Dyson had solved similar problems in other buildings by installing a micro cell and antennas, which requires federal permits, takes far too much time and costs enough to pinch budgets.
“The beauty of the Magic Box is you take all that away,” said Günther Ottendorfer, Sprint’s chief operating officer for technology who visited City Hall Monday to talk about the company’s network upgrade effort.
Sprint’s Magic Box is a small cell that plugs into a wall socket and sits in a window sill. It creates a high-speed data connection with the nearest tower and spreads it throughout the building and strengthens the signal outside the structure as well.
The Overland Park-based wireless company is making the boxes free to customers who qualify.
City Hall got 10 of them, and Dyson set them in window sills strategically throughout the top 20 floors of the 30-floor building.
“We’ve gotten thank yous from all over the building,” he said.
The higher floors particularly needed help because they’re higher up than the nearby cellular “tower” equipment atop a seven-story building a few blocks south at 1301 Main Street.
Other city buildings similarly have gotten Magic Boxes to plug in, and Dyson said similar data service improvements have followed.
Data speed tests he made at one location showed download speeds on the Sprint network jumped from a half a megabyte per second to 30 or 40 megabytes per second.
“It puts the tower on the floor,” said Mary Miller, the city’s chief information officer. “It allows them (employees) to use their mobile devices for what they were intended for.”
City employees use about 1,200 Sprint phones and tablets in City Hall. Now, their data signals strengthen as they walk toward the elevators in the center of building, instead of disappearing.

> **Stored data**
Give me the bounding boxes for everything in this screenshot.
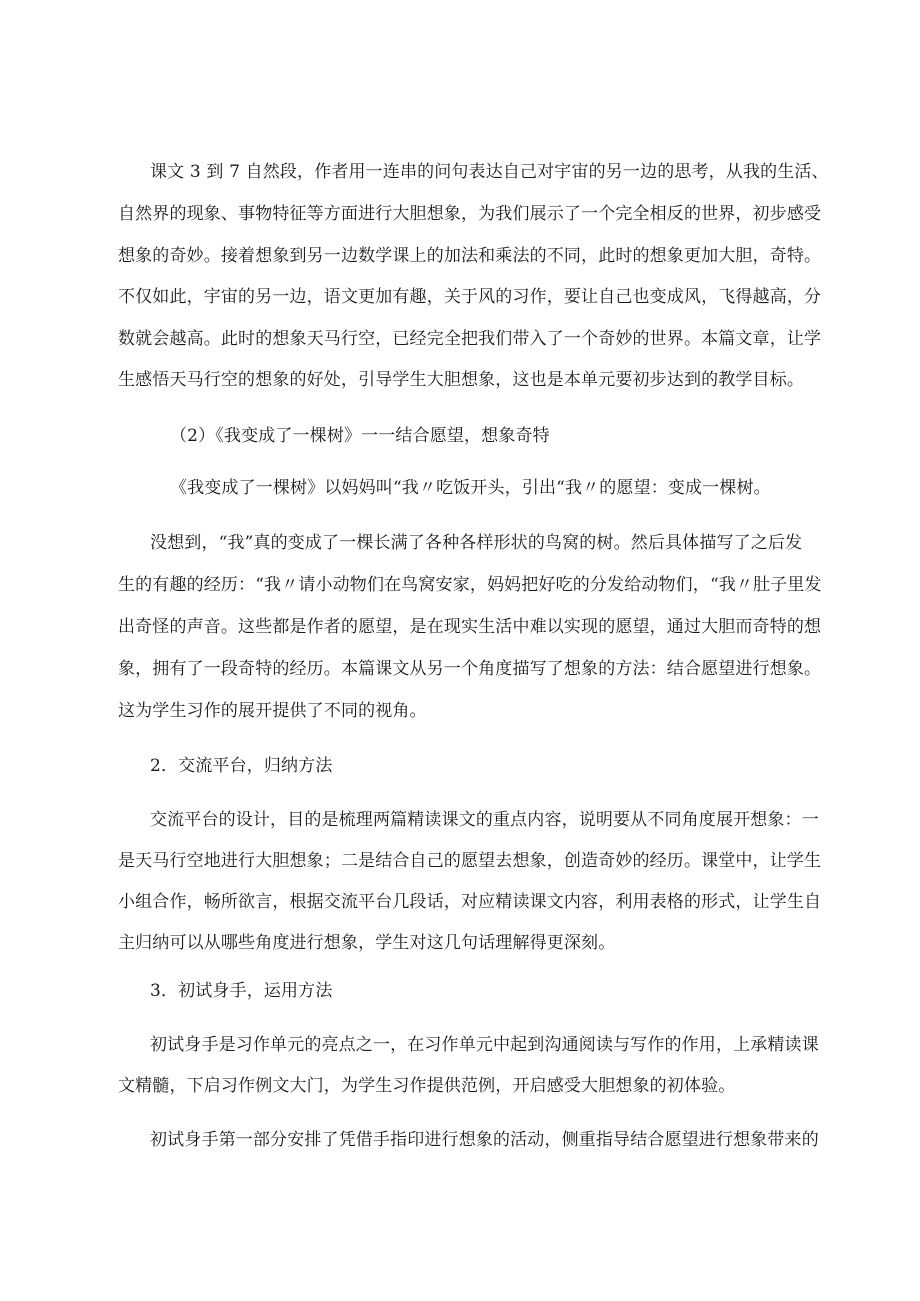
paragraph-3-line-4: 象，拥有了一段奇特的经历。本篇课文从另一个角度描写了想象的方法：结合愿望进行想象。	[118, 659, 822, 679]
paragraph-1-line-4: 不仅如此，宇宙的另一边，语文更加有趣，关于风的习作，要让自己也变成风，飞得越高，分	[118, 287, 822, 307]
paragraph-3-line-2: 生的有趣的经历：“我〃请小动物们在鸟窝安家，妈妈把好吃的分发给动物们，“我〃肚子里发	[118, 575, 822, 595]
paragraph-1-line-1: 课文 3 到 7 自然段，作者用一连串的问句表达自己对宇宙的另一边的思考，从我的生活、	[150, 162, 829, 182]
paragraph-3-line-3: 出奇怪的声音。这些都是作者的愿望，是在现实生活中难以实现的愿望，通过大胆而奇特的想	[118, 617, 822, 637]
section-heading-3: 3．初试身手，运用方法	[150, 981, 333, 1001]
paragraph-3-line-1: 没想到，“我”真的变成了一棵长满了各种各样形状的鸟窝的树。然后具体描写了之后发	[150, 533, 803, 553]
paragraph-1-line-2: 自然界的现象、事物特征等方面进行大胆想象，为我们展示了一个完全相反的世界，初步感受	[118, 204, 822, 224]
paragraph-2-line-1: 《我变成了一棵树》以妈妈叫“我〃吃饭开头，引出“我〃的愿望：变成一棵树。	[170, 478, 771, 498]
paragraph-1-line-3: 想象的奇妙。接着想象到另一边数学课上的加法和乘法的不同，此时的想象更加大胆，奇特。	[118, 246, 822, 266]
paragraph-5-line-1: 初试身手是习作单元的亮点之一，在习作单元中起到沟通阅读与写作的作用，上承精读课	[150, 1035, 819, 1055]
paragraph-4-line-1: 交流平台的设计，目的是梳理两篇精读课文的重点内容，说明要从不同角度展开想象：一	[150, 810, 819, 830]
section-heading-2: 2．交流平台，归纳方法	[150, 756, 333, 776]
paragraph-1-line-5: 数就会越高。此时的想象天马行空，已经完全把我们带入了一个奇妙的世界。本篇文章，让学	[118, 329, 822, 349]
paragraph-5-line-2: 文精髓，下启习作例文大门，为学生习作提供范例，开启感受大胆想象的初体验。	[118, 1076, 736, 1096]
paragraph-3-line-5: 这为学生习作的展开提供了不同的视角。	[118, 701, 427, 721]
subheading-2: （2）《我变成了一棵树》一一结合愿望，想象奇特	[170, 426, 550, 446]
paragraph-4-line-3: 小组合作，畅所欲言，根据交流平台几段话，对应精读课文内容，利用表格的形式，让学生自	[118, 892, 822, 912]
paragraph-4-line-2: 是天马行空地进行大胆想象；二是结合自己的愿望去想象，创造奇妙的经历。课堂中，让学生	[118, 851, 822, 871]
paragraph-6-line-1: 初试身手第一部分安排了凭借手指印进行想象的活动，侧重指导结合愿望进行想象带来的	[150, 1130, 819, 1150]
paragraph-4-line-4: 主归纳可以从哪些角度进行想象，学生对这几句话理解得更深刻。	[118, 933, 616, 953]
paragraph-1-line-6: 生感悟天马行空的想象的好处，引导学生大胆想象，这也是本单元要初步达到的教学目标。	[118, 370, 804, 390]
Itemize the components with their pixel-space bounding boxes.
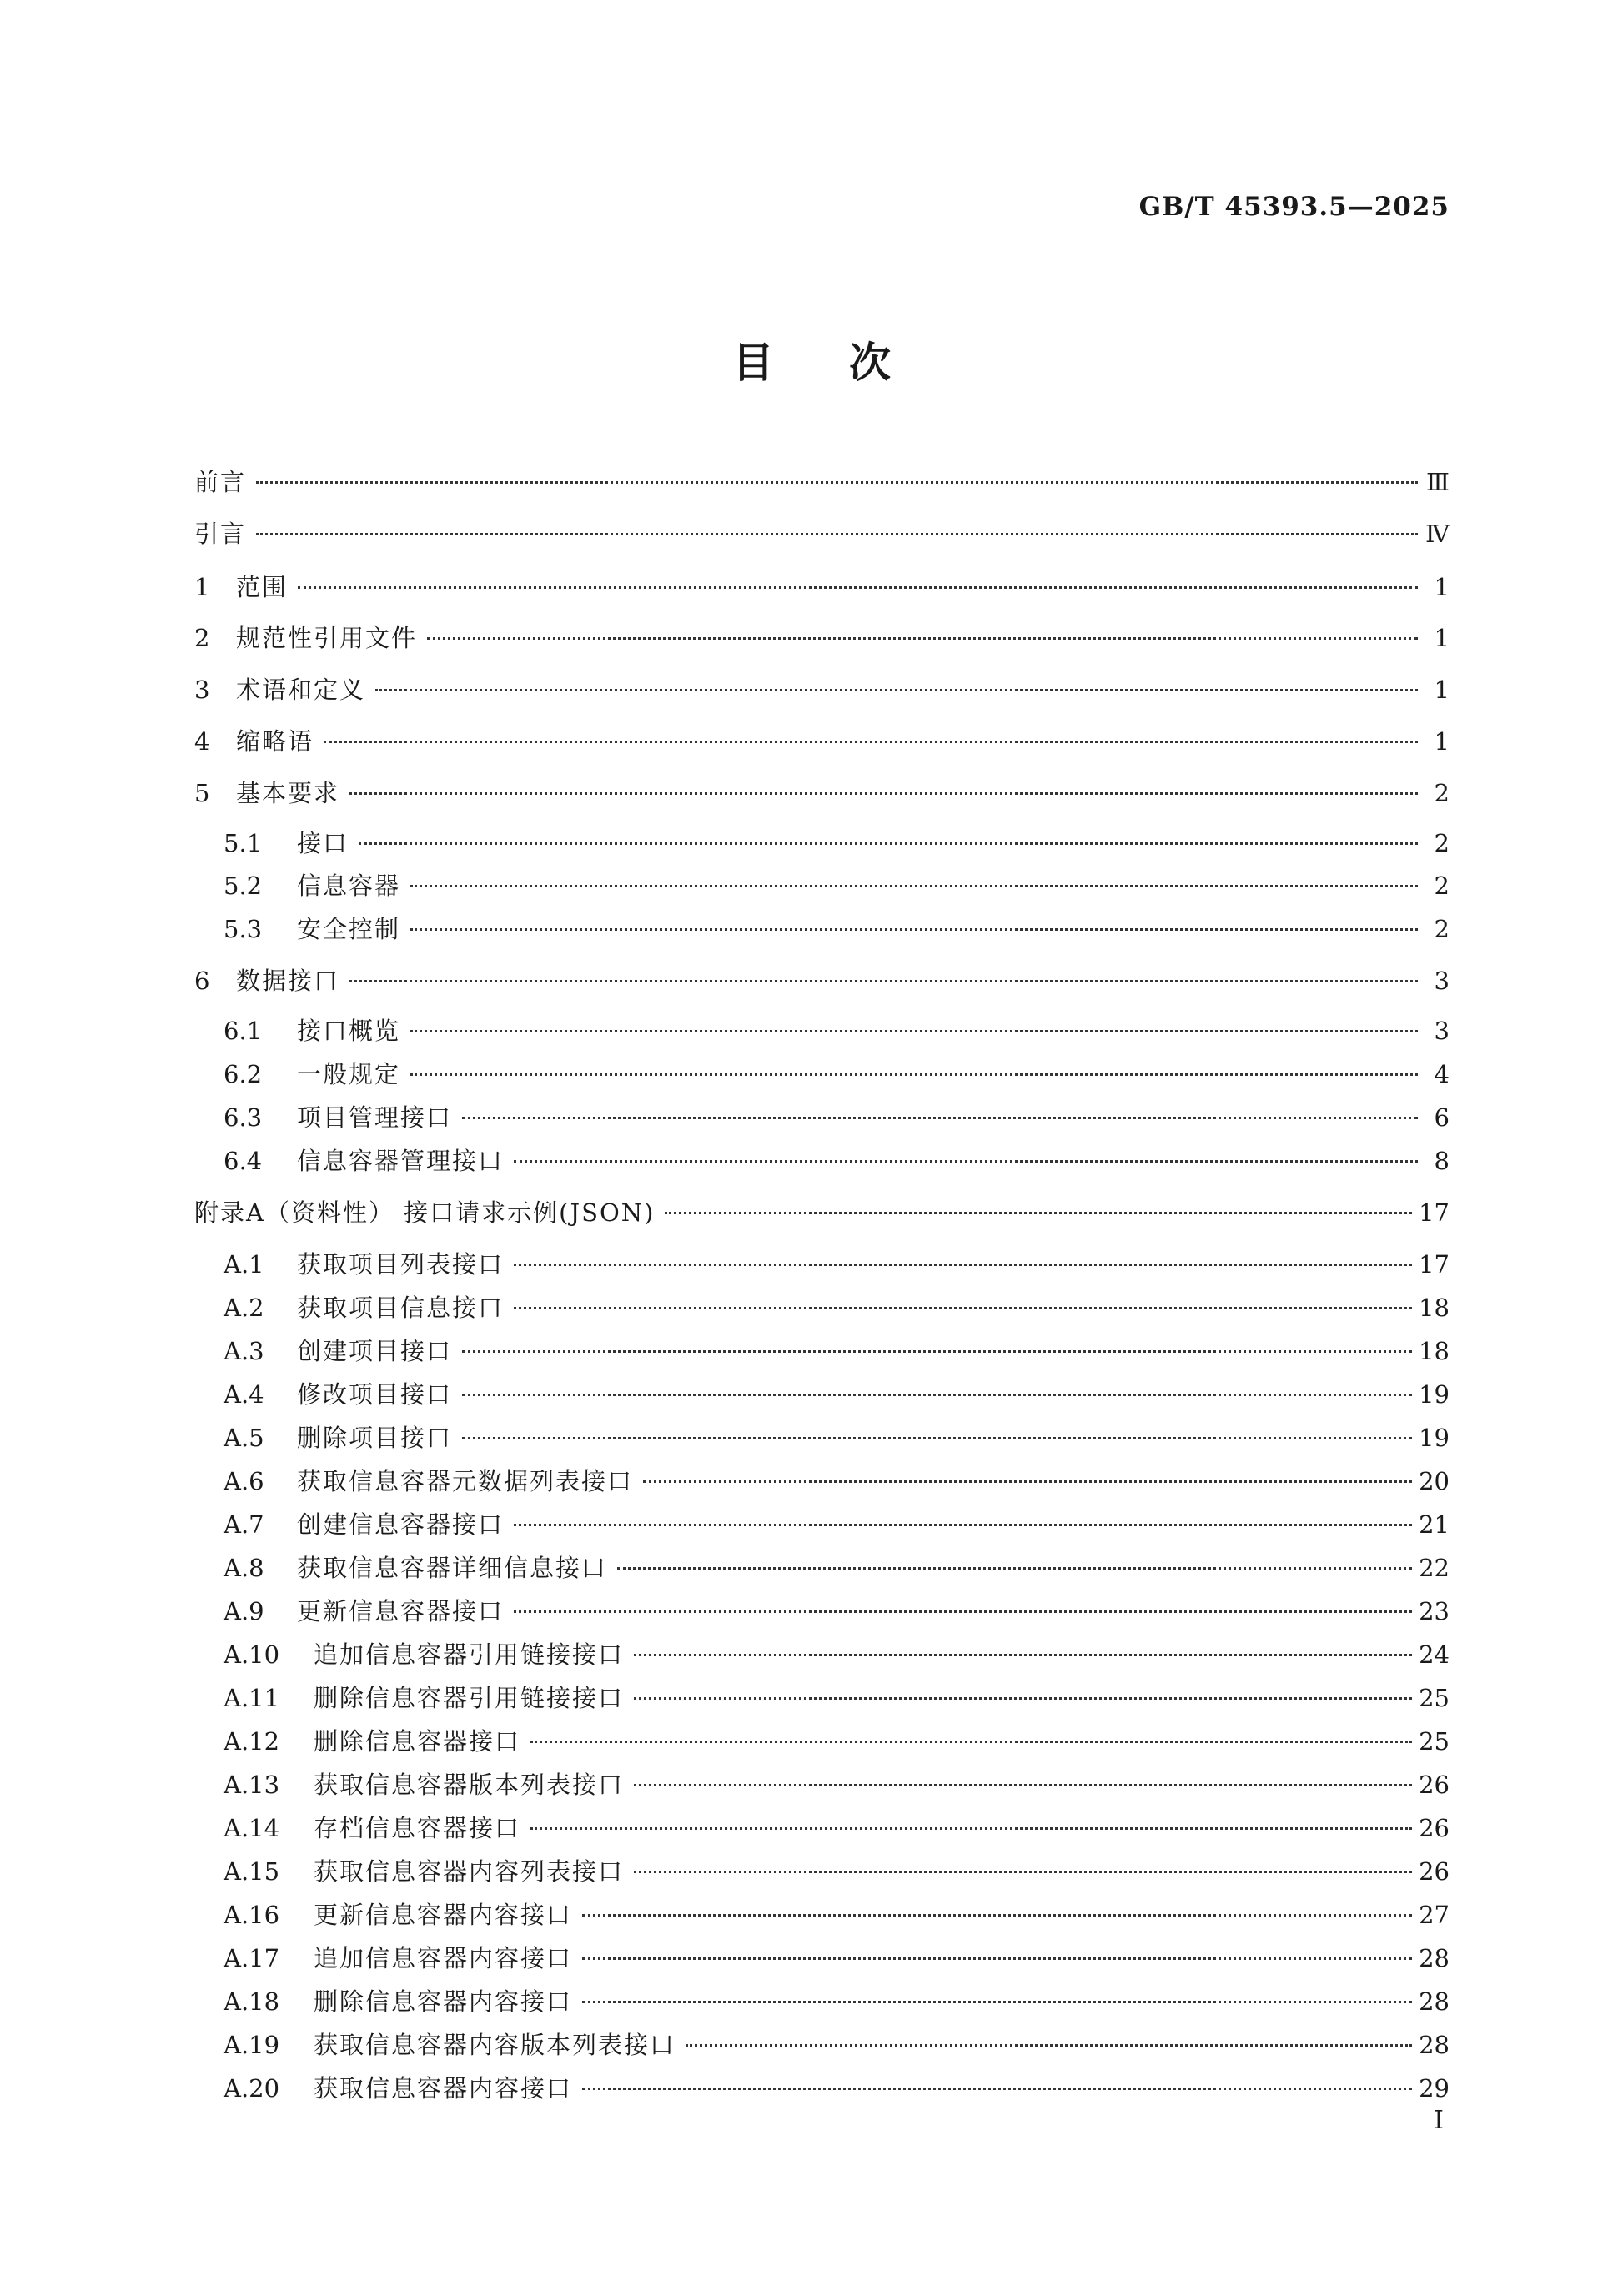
dot-leader	[349, 980, 1418, 982]
toc-entry-number: A.10	[224, 1640, 280, 1669]
toc-entry[interactable]	[194, 570, 1450, 604]
toc-entry-title: 前言	[194, 468, 247, 496]
toc-entry-number: A.6	[224, 1467, 264, 1495]
toc-entry-number: A.12	[224, 1727, 280, 1756]
toc-entry-page: 26	[1419, 1814, 1450, 1842]
page-number: I	[1434, 2106, 1444, 2135]
toc-entry[interactable]	[194, 1681, 1450, 1715]
dot-leader	[462, 1117, 1418, 1119]
title-char-1: 目	[732, 338, 774, 387]
toc-entry-number: A.16	[224, 1901, 280, 1929]
dot-leader	[582, 1957, 1412, 1960]
toc-entry-number: 5	[194, 779, 210, 807]
dot-leader	[410, 1073, 1418, 1076]
toc-entry-page: 28	[1419, 1944, 1450, 1972]
dot-leader	[410, 885, 1418, 887]
dot-leader	[634, 1654, 1412, 1656]
toc-entry-title: 接口	[297, 829, 349, 857]
dot-leader	[462, 1394, 1412, 1396]
toc-entry-page: 24	[1419, 1640, 1450, 1669]
dot-leader	[634, 1784, 1412, 1786]
toc-entry-page: 6	[1434, 1103, 1450, 1132]
toc-entry-number: 4	[194, 727, 210, 756]
toc-entry-number: 1	[194, 573, 210, 601]
dot-leader	[256, 533, 1418, 535]
toc-entry[interactable]	[194, 1508, 1450, 1541]
toc-entry-page: 1	[1434, 624, 1450, 652]
toc-entry-page: 25	[1419, 1727, 1450, 1756]
toc-entry-page: 2	[1434, 915, 1450, 943]
toc-entry[interactable]	[194, 1595, 1450, 1628]
toc-entry[interactable]	[194, 2028, 1450, 2062]
toc-entry-title: 信息容器	[297, 872, 401, 900]
toc-entry-title: 附录A（资料性） 接口请求示例(JSON)	[194, 1198, 656, 1227]
toc-entry[interactable]	[194, 1638, 1450, 1671]
toc-entry-title: 删除信息容器接口	[314, 1727, 521, 1756]
toc-entry-title: 更新信息容器接口	[297, 1597, 505, 1625]
toc-entry-number: 6.2	[224, 1060, 263, 1088]
toc-entry-number: A.17	[224, 1944, 280, 1972]
toc-entry-number: 2	[194, 624, 210, 652]
toc-entry-title: 一般规定	[297, 1060, 401, 1088]
toc-entry-title: 获取信息容器版本列表接口	[314, 1771, 625, 1799]
toc-entry[interactable]	[194, 869, 1450, 902]
toc-entry-title: 创建项目接口	[297, 1337, 453, 1365]
toc-entry-title: 引言	[194, 520, 247, 548]
toc-entry[interactable]	[194, 1058, 1450, 1091]
toc-entry[interactable]	[194, 1985, 1450, 2018]
toc-entry-page: 18	[1419, 1294, 1450, 1322]
toc-entry[interactable]	[194, 673, 1450, 706]
toc-entry-page: 23	[1419, 1597, 1450, 1625]
toc-entry[interactable]	[194, 964, 1450, 997]
toc-entry[interactable]	[194, 1942, 1450, 1975]
dot-leader	[514, 1610, 1412, 1613]
toc-entry-page: 2	[1434, 872, 1450, 900]
dot-leader	[582, 2088, 1412, 2090]
toc-entry-number: A.14	[224, 1814, 280, 1842]
dot-leader	[410, 928, 1418, 931]
toc-entry-number: 5.3	[224, 915, 263, 943]
toc-entry[interactable]	[194, 2072, 1450, 2105]
dot-leader	[256, 481, 1418, 484]
dot-leader	[530, 1827, 1412, 1830]
toc-entry-number: A.3	[224, 1337, 264, 1365]
toc-entry[interactable]	[194, 621, 1450, 655]
dot-leader	[643, 1480, 1412, 1483]
toc-entry-title: 删除信息容器引用链接接口	[314, 1684, 625, 1712]
dot-leader	[634, 1871, 1412, 1873]
toc-entry-page: Ⅳ	[1425, 520, 1450, 548]
toc-entry[interactable]	[194, 1378, 1450, 1411]
toc-entry[interactable]	[194, 1144, 1450, 1178]
toc-entry-page: 3	[1434, 1017, 1450, 1045]
toc-entry-page: 1	[1434, 573, 1450, 601]
toc-entry[interactable]	[194, 1768, 1450, 1801]
toc-entry-page: 17	[1419, 1198, 1450, 1227]
toc-entry-page: 18	[1419, 1337, 1450, 1365]
dot-leader	[514, 1307, 1412, 1309]
toc-entry[interactable]	[194, 1855, 1450, 1888]
toc-entry[interactable]	[194, 1811, 1450, 1845]
toc-entry-title: 追加信息容器内容接口	[314, 1944, 573, 1972]
toc-entry-title: 项目管理接口	[297, 1103, 453, 1132]
toc-entry-number: A.2	[224, 1294, 264, 1322]
toc-entry-title: 获取信息容器内容列表接口	[314, 1857, 625, 1886]
dot-leader	[462, 1350, 1412, 1353]
toc-entry[interactable]	[194, 1101, 1450, 1134]
dot-leader	[582, 1914, 1412, 1917]
dot-leader	[686, 2044, 1412, 2047]
toc-entry-page: 20	[1419, 1467, 1450, 1495]
title-char-2: 次	[849, 338, 891, 387]
dot-leader	[324, 741, 1418, 743]
toc-entry[interactable]	[194, 826, 1450, 860]
dot-leader	[514, 1264, 1412, 1266]
toc-entry-number: 6	[194, 967, 210, 995]
toc-entry-number: A.8	[224, 1554, 264, 1582]
dot-leader	[375, 689, 1418, 691]
toc-entry-page: 21	[1419, 1510, 1450, 1539]
toc-entry-page: 28	[1419, 2031, 1450, 2059]
dot-leader	[298, 586, 1418, 589]
dot-leader	[514, 1524, 1412, 1526]
toc-entry-title: 存档信息容器接口	[314, 1814, 521, 1842]
toc-entry-number: A.11	[224, 1684, 280, 1712]
toc-entry-title: 数据接口	[236, 967, 340, 995]
dot-leader	[634, 1697, 1412, 1700]
toc-entry-number: A.18	[224, 1987, 280, 2016]
toc-entry-page: 2	[1434, 779, 1450, 807]
page-title	[0, 329, 1623, 389]
dot-leader	[530, 1741, 1412, 1743]
toc-entry-number: A.15	[224, 1857, 280, 1886]
toc-entry-number: A.20	[224, 2074, 280, 2103]
dot-leader	[514, 1160, 1418, 1163]
toc-entry-page: 29	[1419, 2074, 1450, 2103]
toc-entry-number: 5.2	[224, 872, 263, 900]
toc-entry-title: 删除项目接口	[297, 1424, 453, 1452]
toc-entry-title: 更新信息容器内容接口	[314, 1901, 573, 1929]
toc-entry-page: 28	[1419, 1987, 1450, 2016]
toc-entry[interactable]	[194, 1551, 1450, 1585]
toc-entry-title: 追加信息容器引用链接接口	[314, 1640, 625, 1669]
toc-entry[interactable]	[194, 1196, 1450, 1229]
toc-entry-page: 1	[1434, 727, 1450, 756]
toc-entry-title: 基本要求	[236, 779, 340, 807]
toc-entry-title: 获取信息容器元数据列表接口	[297, 1467, 634, 1495]
toc-entry[interactable]	[194, 725, 1450, 758]
toc-entry[interactable]	[194, 1291, 1450, 1324]
dot-leader	[427, 637, 1418, 640]
toc-entry-page: 4	[1434, 1060, 1450, 1088]
toc-entry-title: 修改项目接口	[297, 1380, 453, 1409]
toc-entry-title: 接口概览	[297, 1017, 401, 1045]
toc-entry[interactable]	[194, 1421, 1450, 1454]
dot-leader	[462, 1437, 1412, 1439]
dot-leader	[582, 2001, 1412, 2003]
toc-entry-page: 2	[1434, 829, 1450, 857]
toc-entry[interactable]	[194, 1465, 1450, 1498]
toc-entry-page: 3	[1434, 967, 1450, 995]
toc-entry-page: 19	[1419, 1380, 1450, 1409]
toc-entry[interactable]	[194, 465, 1450, 499]
toc-entry[interactable]	[194, 776, 1450, 810]
toc-entry-number: A.1	[224, 1250, 264, 1279]
toc-entry-page: 25	[1419, 1684, 1450, 1712]
dot-leader	[617, 1567, 1412, 1570]
toc-entry-number: 3	[194, 676, 210, 704]
toc-entry-page: 22	[1419, 1554, 1450, 1582]
toc-entry[interactable]	[194, 1898, 1450, 1932]
toc-entry-number: A.7	[224, 1510, 264, 1539]
toc-entry-number: A.5	[224, 1424, 264, 1452]
toc-entry-number: A.4	[224, 1380, 264, 1409]
standard-number: GB/T 45393.5—2025	[1138, 192, 1450, 222]
toc-entry[interactable]	[194, 1725, 1450, 1758]
toc-entry-number: A.19	[224, 2031, 280, 2059]
toc-entry[interactable]	[194, 1014, 1450, 1048]
toc-entry-number: 6.4	[224, 1147, 263, 1175]
toc-entry-title: 术语和定义	[236, 676, 366, 704]
toc-entry-title: 安全控制	[297, 915, 401, 943]
toc-entry[interactable]	[194, 517, 1450, 550]
toc-entry-number: 6.3	[224, 1103, 263, 1132]
toc-entry-number: A.13	[224, 1771, 280, 1799]
toc-entry-title: 信息容器管理接口	[297, 1147, 505, 1175]
dot-leader	[665, 1212, 1412, 1214]
toc-entry-page: 19	[1419, 1424, 1450, 1452]
toc-entry-page: 17	[1419, 1250, 1450, 1279]
toc-entry[interactable]	[194, 912, 1450, 946]
toc-entry-title: 获取信息容器详细信息接口	[297, 1554, 608, 1582]
toc-entry-page: 8	[1434, 1147, 1450, 1175]
toc-entry-number: 6.1	[224, 1017, 263, 1045]
toc-entry-title: 获取项目信息接口	[297, 1294, 505, 1322]
toc-entry-title: 范围	[236, 573, 289, 601]
toc-entry-title: 规范性引用文件	[236, 624, 418, 652]
toc-entry-page: Ⅲ	[1426, 468, 1450, 496]
dot-leader	[349, 792, 1418, 795]
toc-entry-title: 删除信息容器内容接口	[314, 1987, 573, 2016]
toc-entry-page: 26	[1419, 1857, 1450, 1886]
toc-entry-title: 获取信息容器内容版本列表接口	[314, 2031, 676, 2059]
toc-entry-page: 26	[1419, 1771, 1450, 1799]
toc-entry-number: A.9	[224, 1597, 264, 1625]
toc-entry[interactable]	[194, 1248, 1450, 1281]
dot-leader	[359, 842, 1418, 845]
toc-entry-number: 5.1	[224, 829, 263, 857]
toc-entry-title: 创建信息容器接口	[297, 1510, 505, 1539]
toc-entry-title: 缩略语	[236, 727, 314, 756]
toc-entry-page: 1	[1434, 676, 1450, 704]
toc-entry-title: 获取项目列表接口	[297, 1250, 505, 1279]
dot-leader	[410, 1030, 1418, 1032]
toc-entry-page: 27	[1419, 1901, 1450, 1929]
toc-entry-title: 获取信息容器内容接口	[314, 2074, 573, 2103]
toc-entry[interactable]	[194, 1334, 1450, 1368]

> **Stated problem**
Write out the Magic Box article word for word between "Dyson had solved" and "the 30-floor building.", inclusive.

> **Output of the exercise**
Dyson had solved similar problems in other buildings by installing a micro cell and antennas, which requires federal permits, takes far too much time and costs enough to pinch budgets.
“The beauty of the Magic Box is you take all that away,” said Günther Ottendorfer, Sprint’s chief operating officer for technology who visited City Hall Monday to talk about the company’s network upgrade effort.
Sprint’s Magic Box is a small cell that plugs into a wall socket and sits in a window sill. It creates a high-speed data connection with the nearest tower and spreads it throughout the building and strengthens the signal outside the structure as well.
The Overland Park-based wireless company is making the boxes free to customers who qualify.
City Hall got 10 of them, and Dyson set them in window sills strategically throughout the top 20 floors of the 30-floor building.